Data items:

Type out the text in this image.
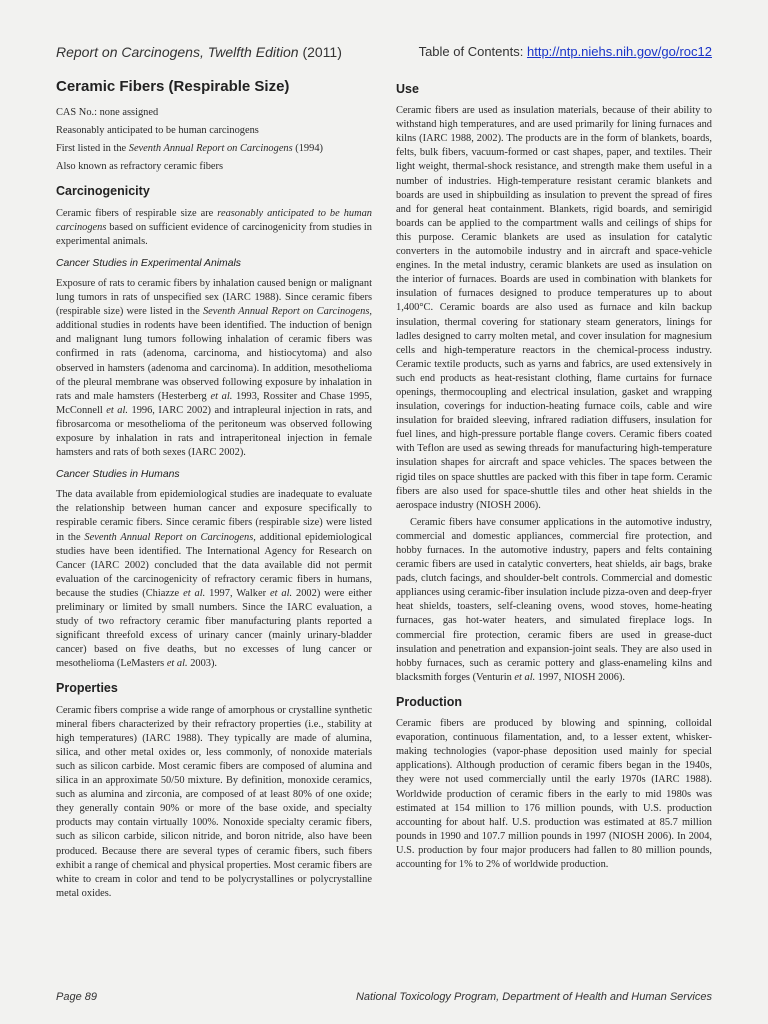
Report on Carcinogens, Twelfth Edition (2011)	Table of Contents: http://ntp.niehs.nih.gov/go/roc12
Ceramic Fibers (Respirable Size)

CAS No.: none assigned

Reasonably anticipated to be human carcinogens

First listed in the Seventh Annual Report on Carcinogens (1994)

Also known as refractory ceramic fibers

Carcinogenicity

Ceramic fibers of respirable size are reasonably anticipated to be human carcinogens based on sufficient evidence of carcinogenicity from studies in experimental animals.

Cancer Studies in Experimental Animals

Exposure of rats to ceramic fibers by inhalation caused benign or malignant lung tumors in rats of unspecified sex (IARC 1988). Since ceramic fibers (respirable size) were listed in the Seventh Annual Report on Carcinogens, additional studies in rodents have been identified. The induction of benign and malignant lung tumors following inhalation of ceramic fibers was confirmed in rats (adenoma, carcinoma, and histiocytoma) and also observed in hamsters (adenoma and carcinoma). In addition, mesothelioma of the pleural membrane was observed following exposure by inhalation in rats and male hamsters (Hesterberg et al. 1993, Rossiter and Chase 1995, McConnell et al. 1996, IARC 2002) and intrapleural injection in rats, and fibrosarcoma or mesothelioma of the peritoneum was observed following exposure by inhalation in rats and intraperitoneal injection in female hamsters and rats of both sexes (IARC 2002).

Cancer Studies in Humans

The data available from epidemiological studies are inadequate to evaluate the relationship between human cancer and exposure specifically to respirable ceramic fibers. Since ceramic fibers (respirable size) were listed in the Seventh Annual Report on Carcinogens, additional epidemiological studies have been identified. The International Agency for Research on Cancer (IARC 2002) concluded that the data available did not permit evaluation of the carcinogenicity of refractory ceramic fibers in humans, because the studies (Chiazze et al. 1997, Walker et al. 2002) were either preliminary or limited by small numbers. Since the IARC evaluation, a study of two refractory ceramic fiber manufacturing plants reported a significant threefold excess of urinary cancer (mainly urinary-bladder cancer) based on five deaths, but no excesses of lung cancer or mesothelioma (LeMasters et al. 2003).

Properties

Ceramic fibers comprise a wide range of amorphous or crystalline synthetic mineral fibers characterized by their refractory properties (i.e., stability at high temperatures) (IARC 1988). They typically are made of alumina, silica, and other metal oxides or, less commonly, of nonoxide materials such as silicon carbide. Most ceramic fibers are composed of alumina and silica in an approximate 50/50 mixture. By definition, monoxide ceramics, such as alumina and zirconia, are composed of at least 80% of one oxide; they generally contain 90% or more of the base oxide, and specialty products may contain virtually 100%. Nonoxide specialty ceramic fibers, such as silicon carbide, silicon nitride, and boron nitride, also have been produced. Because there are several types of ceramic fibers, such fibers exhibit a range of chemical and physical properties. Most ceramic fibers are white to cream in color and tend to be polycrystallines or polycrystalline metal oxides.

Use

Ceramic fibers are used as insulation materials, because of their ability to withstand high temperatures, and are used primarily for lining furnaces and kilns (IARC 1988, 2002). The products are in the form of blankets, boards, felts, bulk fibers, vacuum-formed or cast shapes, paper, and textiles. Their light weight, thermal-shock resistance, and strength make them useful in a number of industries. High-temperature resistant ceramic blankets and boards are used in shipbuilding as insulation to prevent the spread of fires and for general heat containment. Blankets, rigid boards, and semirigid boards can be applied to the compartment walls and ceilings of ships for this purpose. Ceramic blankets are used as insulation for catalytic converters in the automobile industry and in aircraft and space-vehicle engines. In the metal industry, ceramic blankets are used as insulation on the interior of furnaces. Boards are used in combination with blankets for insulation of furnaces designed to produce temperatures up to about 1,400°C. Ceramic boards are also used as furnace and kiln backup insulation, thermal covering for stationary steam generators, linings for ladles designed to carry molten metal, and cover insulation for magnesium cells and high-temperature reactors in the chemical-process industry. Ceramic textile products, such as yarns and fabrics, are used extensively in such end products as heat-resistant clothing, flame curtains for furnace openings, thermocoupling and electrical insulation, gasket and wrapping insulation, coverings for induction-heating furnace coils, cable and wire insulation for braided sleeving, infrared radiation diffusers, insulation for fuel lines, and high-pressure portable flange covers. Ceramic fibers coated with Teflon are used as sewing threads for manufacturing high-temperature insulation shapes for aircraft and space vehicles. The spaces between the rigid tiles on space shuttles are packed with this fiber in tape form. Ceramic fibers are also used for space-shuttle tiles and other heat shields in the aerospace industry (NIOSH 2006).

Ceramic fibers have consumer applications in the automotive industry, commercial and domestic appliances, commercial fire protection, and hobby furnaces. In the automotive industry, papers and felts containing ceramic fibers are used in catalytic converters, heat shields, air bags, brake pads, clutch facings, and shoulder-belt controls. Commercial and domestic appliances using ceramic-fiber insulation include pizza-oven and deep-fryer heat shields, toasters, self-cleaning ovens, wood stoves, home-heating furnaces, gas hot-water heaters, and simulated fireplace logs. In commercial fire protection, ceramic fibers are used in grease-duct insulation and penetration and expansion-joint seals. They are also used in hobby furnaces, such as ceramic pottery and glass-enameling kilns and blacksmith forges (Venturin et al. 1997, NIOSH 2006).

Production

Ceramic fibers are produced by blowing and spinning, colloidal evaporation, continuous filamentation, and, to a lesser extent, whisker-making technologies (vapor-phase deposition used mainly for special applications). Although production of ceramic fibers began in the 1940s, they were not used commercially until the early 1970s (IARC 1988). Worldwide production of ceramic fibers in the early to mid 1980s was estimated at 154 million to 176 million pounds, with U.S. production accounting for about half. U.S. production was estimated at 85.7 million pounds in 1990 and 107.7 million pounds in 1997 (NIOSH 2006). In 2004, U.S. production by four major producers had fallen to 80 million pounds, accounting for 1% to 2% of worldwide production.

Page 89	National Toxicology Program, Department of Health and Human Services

→ Required work
Each of the lines above should be transcribed exactly; no image is to be copied.

→ Answer
Type out the text in this image.
Report on Carcinogens, Twelfth Edition (2011)	Table of Contents: http://ntp.niehs.nih.gov/go/roc12
Ceramic Fibers (Respirable Size)

CAS No.: none assigned

Reasonably anticipated to be human carcinogens

First listed in the Seventh Annual Report on Carcinogens (1994)

Also known as refractory ceramic fibers

Carcinogenicity

Ceramic fibers of respirable size are reasonably anticipated to be human carcinogens based on sufficient evidence of carcinogenicity from studies in experimental animals.

Cancer Studies in Experimental Animals

Exposure of rats to ceramic fibers by inhalation caused benign or malignant lung tumors in rats of unspecified sex (IARC 1988). Since ceramic fibers (respirable size) were listed in the Seventh Annual Report on Carcinogens, additional studies in rodents have been identified. The induction of benign and malignant lung tumors following inhalation of ceramic fibers was confirmed in rats (adenoma, carcinoma, and histiocytoma) and also observed in hamsters (adenoma and carcinoma). In addition, mesothelioma of the pleural membrane was observed following exposure by inhalation in rats and male hamsters (Hesterberg et al. 1993, Rossiter and Chase 1995, McConnell et al. 1996, IARC 2002) and intrapleural injection in rats, and fibrosarcoma or mesothelioma of the peritoneum was observed following exposure by inhalation in rats and intraperitoneal injection in female hamsters and rats of both sexes (IARC 2002).

Cancer Studies in Humans

The data available from epidemiological studies are inadequate to evaluate the relationship between human cancer and exposure specifically to respirable ceramic fibers. Since ceramic fibers (respirable size) were listed in the Seventh Annual Report on Carcinogens, additional epidemiological studies have been identified. The International Agency for Research on Cancer (IARC 2002) concluded that the data available did not permit evaluation of the carcinogenicity of refractory ceramic fibers in humans, because the studies (Chiazze et al. 1997, Walker et al. 2002) were either preliminary or limited by small numbers. Since the IARC evaluation, a study of two refractory ceramic fiber manufacturing plants reported a significant threefold excess of urinary cancer (mainly urinary-bladder cancer) based on five deaths, but no excesses of lung cancer or mesothelioma (LeMasters et al. 2003).

Properties

Ceramic fibers comprise a wide range of amorphous or crystalline synthetic mineral fibers characterized by their refractory properties (i.e., stability at high temperatures) (IARC 1988). They typically are made of alumina, silica, and other metal oxides or, less commonly, of nonoxide materials such as silicon carbide. Most ceramic fibers are composed of alumina and silica in an approximate 50/50 mixture. By definition, monoxide ceramics, such as alumina and zirconia, are composed of at least 80% of one oxide; they generally contain 90% or more of the base oxide, and specialty products may contain virtually 100%. Nonoxide specialty ceramic fibers, such as silicon carbide, silicon nitride, and boron nitride, also have been produced. Because there are several types of ceramic fibers, such fibers exhibit a range of chemical and physical properties. Most ceramic fibers are white to cream in color and tend to be polycrystallines or polycrystalline metal oxides.

Use

Ceramic fibers are used as insulation materials, because of their ability to withstand high temperatures, and are used primarily for lining furnaces and kilns (IARC 1988, 2002). The products are in the form of blankets, boards, felts, bulk fibers, vacuum-formed or cast shapes, paper, and textiles. Their light weight, thermal-shock resistance, and strength make them useful in a number of industries. High-temperature resistant ceramic blankets and boards are used in shipbuilding as insulation to prevent the spread of fires and for general heat containment. Blankets, rigid boards, and semirigid boards can be applied to the compartment walls and ceilings of ships for this purpose. Ceramic blankets are used as insulation for catalytic converters in the automobile industry and in aircraft and space-vehicle engines. In the metal industry, ceramic blankets are used as insulation on the interior of furnaces. Boards are used in combination with blankets for insulation of furnaces designed to produce temperatures up to about 1,400°C. Ceramic boards are also used as furnace and kiln backup insulation, thermal covering for stationary steam generators, linings for ladles designed to carry molten metal, and cover insulation for magnesium cells and high-temperature reactors in the chemical-process industry. Ceramic textile products, such as yarns and fabrics, are used extensively in such end products as heat-resistant clothing, flame curtains for furnace openings, thermocoupling and electrical insulation, gasket and wrapping insulation, coverings for induction-heating furnace coils, cable and wire insulation for braided sleeving, infrared radiation diffusers, insulation for fuel lines, and high-pressure portable flange covers. Ceramic fibers coated with Teflon are used as sewing threads for manufacturing high-temperature insulation shapes for aircraft and space vehicles. The spaces between the rigid tiles on space shuttles are packed with this fiber in tape form. Ceramic fibers are also used for space-shuttle tiles and other heat shields in the aerospace industry (NIOSH 2006).

Ceramic fibers have consumer applications in the automotive industry, commercial and domestic appliances, commercial fire protection, and hobby furnaces. In the automotive industry, papers and felts containing ceramic fibers are used in catalytic converters, heat shields, air bags, brake pads, clutch facings, and shoulder-belt controls. Commercial and domestic appliances using ceramic-fiber insulation include pizza-oven and deep-fryer heat shields, toasters, self-cleaning ovens, wood stoves, home-heating furnaces, gas hot-water heaters, and simulated fireplace logs. In commercial fire protection, ceramic fibers are used in grease-duct insulation and penetration and expansion-joint seals. They are also used in hobby furnaces, such as ceramic pottery and glass-enameling kilns and blacksmith forges (Venturin et al. 1997, NIOSH 2006).

Production

Ceramic fibers are produced by blowing and spinning, colloidal evaporation, continuous filamentation, and, to a lesser extent, whisker-making technologies (vapor-phase deposition used mainly for special applications). Although production of ceramic fibers began in the 1940s, they were not used commercially until the early 1970s (IARC 1988). Worldwide production of ceramic fibers in the early to mid 1980s was estimated at 154 million to 176 million pounds, with U.S. production accounting for about half. U.S. production was estimated at 85.7 million pounds in 1990 and 107.7 million pounds in 1997 (NIOSH 2006). In 2004, U.S. production by four major producers had fallen to 80 million pounds, accounting for 1% to 2% of worldwide production.

Page 89	National Toxicology Program, Department of Health and Human Services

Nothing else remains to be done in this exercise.